» **WORK TO BE COMPLETED**:
Every record below should be printed exactly as it appears.

» **Dataset excerpts**:
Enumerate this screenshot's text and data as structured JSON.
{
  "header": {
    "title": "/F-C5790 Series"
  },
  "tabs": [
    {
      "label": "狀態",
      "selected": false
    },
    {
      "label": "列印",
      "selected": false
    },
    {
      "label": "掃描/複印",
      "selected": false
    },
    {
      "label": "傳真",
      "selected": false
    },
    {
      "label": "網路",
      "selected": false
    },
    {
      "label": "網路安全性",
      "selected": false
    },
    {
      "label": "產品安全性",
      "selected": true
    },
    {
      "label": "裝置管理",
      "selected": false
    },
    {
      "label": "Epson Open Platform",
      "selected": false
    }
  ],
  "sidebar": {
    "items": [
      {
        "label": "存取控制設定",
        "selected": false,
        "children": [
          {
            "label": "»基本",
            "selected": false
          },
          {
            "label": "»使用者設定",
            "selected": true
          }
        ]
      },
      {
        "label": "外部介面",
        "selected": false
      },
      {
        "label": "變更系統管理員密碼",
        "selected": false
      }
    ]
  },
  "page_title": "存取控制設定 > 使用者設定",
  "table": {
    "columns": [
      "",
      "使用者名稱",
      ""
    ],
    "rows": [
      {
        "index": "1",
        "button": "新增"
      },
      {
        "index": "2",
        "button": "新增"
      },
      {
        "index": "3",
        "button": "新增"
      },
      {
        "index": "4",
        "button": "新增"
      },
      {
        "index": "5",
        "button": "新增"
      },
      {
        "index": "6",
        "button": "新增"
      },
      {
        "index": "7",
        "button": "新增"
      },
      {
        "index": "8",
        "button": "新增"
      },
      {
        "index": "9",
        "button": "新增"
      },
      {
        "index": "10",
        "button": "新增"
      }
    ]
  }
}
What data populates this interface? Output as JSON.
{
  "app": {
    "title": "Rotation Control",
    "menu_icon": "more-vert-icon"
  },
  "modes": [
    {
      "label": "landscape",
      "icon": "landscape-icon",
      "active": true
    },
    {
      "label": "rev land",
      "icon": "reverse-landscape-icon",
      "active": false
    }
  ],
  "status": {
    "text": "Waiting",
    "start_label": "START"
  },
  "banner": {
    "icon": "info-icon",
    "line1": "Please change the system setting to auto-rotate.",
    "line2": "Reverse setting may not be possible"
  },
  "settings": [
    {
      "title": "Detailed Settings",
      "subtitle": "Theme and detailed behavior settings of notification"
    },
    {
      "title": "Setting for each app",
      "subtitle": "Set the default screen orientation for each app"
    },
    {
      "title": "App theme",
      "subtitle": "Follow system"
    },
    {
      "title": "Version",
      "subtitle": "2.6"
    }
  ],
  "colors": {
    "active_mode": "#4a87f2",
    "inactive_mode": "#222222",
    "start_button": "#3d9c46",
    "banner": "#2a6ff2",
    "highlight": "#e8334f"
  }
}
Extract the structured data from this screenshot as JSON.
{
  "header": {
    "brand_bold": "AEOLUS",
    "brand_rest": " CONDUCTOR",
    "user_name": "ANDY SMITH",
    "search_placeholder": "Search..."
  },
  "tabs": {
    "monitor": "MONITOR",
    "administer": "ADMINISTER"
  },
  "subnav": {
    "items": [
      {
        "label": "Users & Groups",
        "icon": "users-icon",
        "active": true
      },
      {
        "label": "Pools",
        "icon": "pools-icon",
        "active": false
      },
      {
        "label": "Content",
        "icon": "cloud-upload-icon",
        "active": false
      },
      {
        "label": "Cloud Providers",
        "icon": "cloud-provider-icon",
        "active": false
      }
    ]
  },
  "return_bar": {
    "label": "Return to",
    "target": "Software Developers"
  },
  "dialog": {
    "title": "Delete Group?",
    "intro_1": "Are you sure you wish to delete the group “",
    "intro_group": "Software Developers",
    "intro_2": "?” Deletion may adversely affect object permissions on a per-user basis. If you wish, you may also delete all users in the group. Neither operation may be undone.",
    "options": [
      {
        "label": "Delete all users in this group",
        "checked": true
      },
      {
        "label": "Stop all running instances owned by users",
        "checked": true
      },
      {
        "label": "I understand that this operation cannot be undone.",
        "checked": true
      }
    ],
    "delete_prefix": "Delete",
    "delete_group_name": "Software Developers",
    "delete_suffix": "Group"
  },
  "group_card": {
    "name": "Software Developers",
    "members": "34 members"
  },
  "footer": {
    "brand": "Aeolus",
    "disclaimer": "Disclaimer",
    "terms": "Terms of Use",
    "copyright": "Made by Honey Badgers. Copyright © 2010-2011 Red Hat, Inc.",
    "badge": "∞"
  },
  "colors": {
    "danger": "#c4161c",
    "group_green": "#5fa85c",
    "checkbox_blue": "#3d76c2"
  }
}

» **SOLVED PROBLEM**:
Enumerate this screenshot's text and data as structured JSON.
{
  "header": {
    "title": "/F-C5790 Series"
  },
  "tabs": [
    {
      "label": "狀態",
      "selected": false
    },
    {
      "label": "列印",
      "selected": false
    },
    {
      "label": "掃描/複印",
      "selected": false
    },
    {
      "label": "傳真",
      "selected": false
    },
    {
      "label": "網路",
      "selected": false
    },
    {
      "label": "網路安全性",
      "selected": false
    },
    {
      "label": "產品安全性",
      "selected": true
    },
    {
      "label": "裝置管理",
      "selected": false
    },
    {
      "label": "Epson Open Platform",
      "selected": false
    }
  ],
  "sidebar": {
    "items": [
      {
        "label": "存取控制設定",
        "selected": false,
        "children": [
          {
            "label": "»基本",
            "selected": false
          },
          {
            "label": "»使用者設定",
            "selected": true
          }
        ]
      },
      {
        "label": "外部介面",
        "selected": false
      },
      {
        "label": "變更系統管理員密碼",
        "selected": false
      }
    ]
  },
  "page_title": "存取控制設定 > 使用者設定",
  "table": {
    "columns": [
      "",
      "使用者名稱",
      ""
    ],
    "rows": [
      {
        "index": "1",
        "button": "新增"
      },
      {
        "index": "2",
        "button": "新增"
      },
      {
        "index": "3",
        "button": "新增"
      },
      {
        "index": "4",
        "button": "新增"
      },
      {
        "index": "5",
        "button": "新增"
      },
      {
        "index": "6",
        "button": "新增"
      },
      {
        "index": "7",
        "button": "新增"
      },
      {
        "index": "8",
        "button": "新增"
      },
      {
        "index": "9",
        "button": "新增"
      },
      {
        "index": "10",
        "button": "新增"
      }
    ]
  }
}
What data populates this interface? Output as JSON.
{
  "app": {
    "title": "Rotation Control",
    "menu_icon": "more-vert-icon"
  },
  "modes": [
    {
      "label": "landscape",
      "icon": "landscape-icon",
      "active": true
    },
    {
      "label": "rev land",
      "icon": "reverse-landscape-icon",
      "active": false
    }
  ],
  "status": {
    "text": "Waiting",
    "start_label": "START"
  },
  "banner": {
    "icon": "info-icon",
    "line1": "Please change the system setting to auto-rotate.",
    "line2": "Reverse setting may not be possible"
  },
  "settings": [
    {
      "title": "Detailed Settings",
      "subtitle": "Theme and detailed behavior settings of notification"
    },
    {
      "title": "Setting for each app",
      "subtitle": "Set the default screen orientation for each app"
    },
    {
      "title": "App theme",
      "subtitle": "Follow system"
    },
    {
      "title": "Version",
      "subtitle": "2.6"
    }
  ],
  "colors": {
    "active_mode": "#4a87f2",
    "inactive_mode": "#222222",
    "start_button": "#3d9c46",
    "banner": "#2a6ff2",
    "highlight": "#e8334f"
  }
}
Extract the structured data from this screenshot as JSON.
{
  "header": {
    "brand_bold": "AEOLUS",
    "brand_rest": " CONDUCTOR",
    "user_name": "ANDY SMITH",
    "search_placeholder": "Search..."
  },
  "tabs": {
    "monitor": "MONITOR",
    "administer": "ADMINISTER"
  },
  "subnav": {
    "items": [
      {
        "label": "Users & Groups",
        "icon": "users-icon",
        "active": true
      },
      {
        "label": "Pools",
        "icon": "pools-icon",
        "active": false
      },
      {
        "label": "Content",
        "icon": "cloud-upload-icon",
        "active": false
      },
      {
        "label": "Cloud Providers",
        "icon": "cloud-provider-icon",
        "active": false
      }
    ]
  },
  "return_bar": {
    "label": "Return to",
    "target": "Software Developers"
  },
  "dialog": {
    "title": "Delete Group?",
    "intro_1": "Are you sure you wish to delete the group “",
    "intro_group": "Software Developers",
    "intro_2": "?” Deletion may adversely affect object permissions on a per-user basis. If you wish, you may also delete all users in the group. Neither operation may be undone.",
    "options": [
      {
        "label": "Delete all users in this group",
        "checked": true
      },
      {
        "label": "Stop all running instances owned by users",
        "checked": true
      },
      {
        "label": "I understand that this operation cannot be undone.",
        "checked": true
      }
    ],
    "delete_prefix": "Delete",
    "delete_group_name": "Software Developers",
    "delete_suffix": "Group"
  },
  "group_card": {
    "name": "Software Developers",
    "members": "34 members"
  },
  "footer": {
    "brand": "Aeolus",
    "disclaimer": "Disclaimer",
    "terms": "Terms of Use",
    "copyright": "Made by Honey Badgers. Copyright © 2010-2011 Red Hat, Inc.",
    "badge": "∞"
  },
  "colors": {
    "danger": "#c4161c",
    "group_green": "#5fa85c",
    "checkbox_blue": "#3d76c2"
  }
}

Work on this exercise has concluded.